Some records
=======

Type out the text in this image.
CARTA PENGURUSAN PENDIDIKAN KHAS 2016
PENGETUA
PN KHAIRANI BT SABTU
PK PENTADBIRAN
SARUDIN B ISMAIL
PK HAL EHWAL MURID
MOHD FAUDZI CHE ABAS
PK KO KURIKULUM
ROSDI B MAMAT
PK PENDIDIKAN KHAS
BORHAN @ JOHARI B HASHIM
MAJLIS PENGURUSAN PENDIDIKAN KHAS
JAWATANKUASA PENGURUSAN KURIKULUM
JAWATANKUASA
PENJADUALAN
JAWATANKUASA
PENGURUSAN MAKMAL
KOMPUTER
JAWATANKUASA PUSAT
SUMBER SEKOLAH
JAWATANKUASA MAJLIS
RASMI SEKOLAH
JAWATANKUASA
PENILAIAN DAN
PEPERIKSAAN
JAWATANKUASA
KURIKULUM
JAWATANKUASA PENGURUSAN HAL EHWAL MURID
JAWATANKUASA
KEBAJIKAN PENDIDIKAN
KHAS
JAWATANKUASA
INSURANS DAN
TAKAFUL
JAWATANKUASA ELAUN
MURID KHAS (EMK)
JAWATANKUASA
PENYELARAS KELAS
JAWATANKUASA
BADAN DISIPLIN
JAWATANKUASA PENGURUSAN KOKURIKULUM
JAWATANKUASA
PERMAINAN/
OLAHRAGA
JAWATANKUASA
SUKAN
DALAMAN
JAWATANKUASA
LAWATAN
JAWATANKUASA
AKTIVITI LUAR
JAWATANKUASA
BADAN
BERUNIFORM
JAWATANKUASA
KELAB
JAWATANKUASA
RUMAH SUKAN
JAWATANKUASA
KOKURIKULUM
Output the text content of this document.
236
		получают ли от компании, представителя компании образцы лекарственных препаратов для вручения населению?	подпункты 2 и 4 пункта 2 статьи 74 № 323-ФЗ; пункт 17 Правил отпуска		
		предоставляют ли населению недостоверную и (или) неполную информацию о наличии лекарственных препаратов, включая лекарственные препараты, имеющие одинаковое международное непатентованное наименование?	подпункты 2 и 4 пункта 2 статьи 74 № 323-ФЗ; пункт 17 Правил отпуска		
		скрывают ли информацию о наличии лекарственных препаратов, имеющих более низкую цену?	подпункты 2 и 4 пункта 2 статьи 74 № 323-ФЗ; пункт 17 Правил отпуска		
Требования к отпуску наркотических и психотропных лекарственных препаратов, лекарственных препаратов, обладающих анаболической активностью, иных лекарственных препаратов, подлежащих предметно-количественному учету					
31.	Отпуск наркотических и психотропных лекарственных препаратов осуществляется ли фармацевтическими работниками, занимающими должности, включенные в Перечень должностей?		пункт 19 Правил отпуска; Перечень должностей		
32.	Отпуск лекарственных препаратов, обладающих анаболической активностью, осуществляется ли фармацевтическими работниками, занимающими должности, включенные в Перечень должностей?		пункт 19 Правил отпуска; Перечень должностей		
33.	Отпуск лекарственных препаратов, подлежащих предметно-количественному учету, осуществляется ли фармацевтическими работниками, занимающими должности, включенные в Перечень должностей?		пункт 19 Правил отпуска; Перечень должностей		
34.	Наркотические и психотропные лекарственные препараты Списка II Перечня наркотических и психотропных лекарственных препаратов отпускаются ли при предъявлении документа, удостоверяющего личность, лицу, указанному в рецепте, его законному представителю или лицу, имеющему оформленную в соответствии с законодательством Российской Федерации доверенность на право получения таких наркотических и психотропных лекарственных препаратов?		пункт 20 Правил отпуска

=======

> [Exercise details] Write down the full listing again, exactly.

> [Task output]
Type out the text in this image.
CARTA PENGURUSAN PENDIDIKAN KHAS 2016
PENGETUA
PN KHAIRANI BT SABTU
PK PENTADBIRAN
SARUDIN B ISMAIL
PK HAL EHWAL MURID
MOHD FAUDZI CHE ABAS
PK KO KURIKULUM
ROSDI B MAMAT
PK PENDIDIKAN KHAS
BORHAN @ JOHARI B HASHIM
MAJLIS PENGURUSAN PENDIDIKAN KHAS
JAWATANKUASA PENGURUSAN KURIKULUM
JAWATANKUASA
PENJADUALAN
JAWATANKUASA
PENGURUSAN MAKMAL
KOMPUTER
JAWATANKUASA PUSAT
SUMBER SEKOLAH
JAWATANKUASA MAJLIS
RASMI SEKOLAH
JAWATANKUASA
PENILAIAN DAN
PEPERIKSAAN
JAWATANKUASA
KURIKULUM
JAWATANKUASA PENGURUSAN HAL EHWAL MURID
JAWATANKUASA
KEBAJIKAN PENDIDIKAN
KHAS
JAWATANKUASA
INSURANS DAN
TAKAFUL
JAWATANKUASA ELAUN
MURID KHAS (EMK)
JAWATANKUASA
PENYELARAS KELAS
JAWATANKUASA
BADAN DISIPLIN
JAWATANKUASA PENGURUSAN KOKURIKULUM
JAWATANKUASA
PERMAINAN/
OLAHRAGA
JAWATANKUASA
SUKAN
DALAMAN
JAWATANKUASA
LAWATAN
JAWATANKUASA
AKTIVITI LUAR
JAWATANKUASA
BADAN
BERUNIFORM
JAWATANKUASA
KELAB
JAWATANKUASA
RUMAH SUKAN
JAWATANKUASA
KOKURIKULUM
Output the text content of this document.
236
		получают ли от компании, представителя компании образцы лекарственных препаратов для вручения населению?	подпункты 2 и 4 пункта 2 статьи 74 № 323-ФЗ; пункт 17 Правил отпуска		
		предоставляют ли населению недостоверную и (или) неполную информацию о наличии лекарственных препаратов, включая лекарственные препараты, имеющие одинаковое международное непатентованное наименование?	подпункты 2 и 4 пункта 2 статьи 74 № 323-ФЗ; пункт 17 Правил отпуска		
		скрывают ли информацию о наличии лекарственных препаратов, имеющих более низкую цену?	подпункты 2 и 4 пункта 2 статьи 74 № 323-ФЗ; пункт 17 Правил отпуска		
Требования к отпуску наркотических и психотропных лекарственных препаратов, лекарственных препаратов, обладающих анаболической активностью, иных лекарственных препаратов, подлежащих предметно-количественному учету					
31.	Отпуск наркотических и психотропных лекарственных препаратов осуществляется ли фармацевтическими работниками, занимающими должности, включенные в Перечень должностей?		пункт 19 Правил отпуска; Перечень должностей		
32.	Отпуск лекарственных препаратов, обладающих анаболической активностью, осуществляется ли фармацевтическими работниками, занимающими должности, включенные в Перечень должностей?		пункт 19 Правил отпуска; Перечень должностей		
33.	Отпуск лекарственных препаратов, подлежащих предметно-количественному учету, осуществляется ли фармацевтическими работниками, занимающими должности, включенные в Перечень должностей?		пункт 19 Правил отпуска; Перечень должностей		
34.	Наркотические и психотропные лекарственные препараты Списка II Перечня наркотических и психотропных лекарственных препаратов отпускаются ли при предъявлении документа, удостоверяющего личность, лицу, указанному в рецепте, его законному представителю или лицу, имеющему оформленную в соответствии с законодательством Российской Федерации доверенность на право получения таких наркотических и психотропных лекарственных препаратов?		пункт 20 Правил отпуска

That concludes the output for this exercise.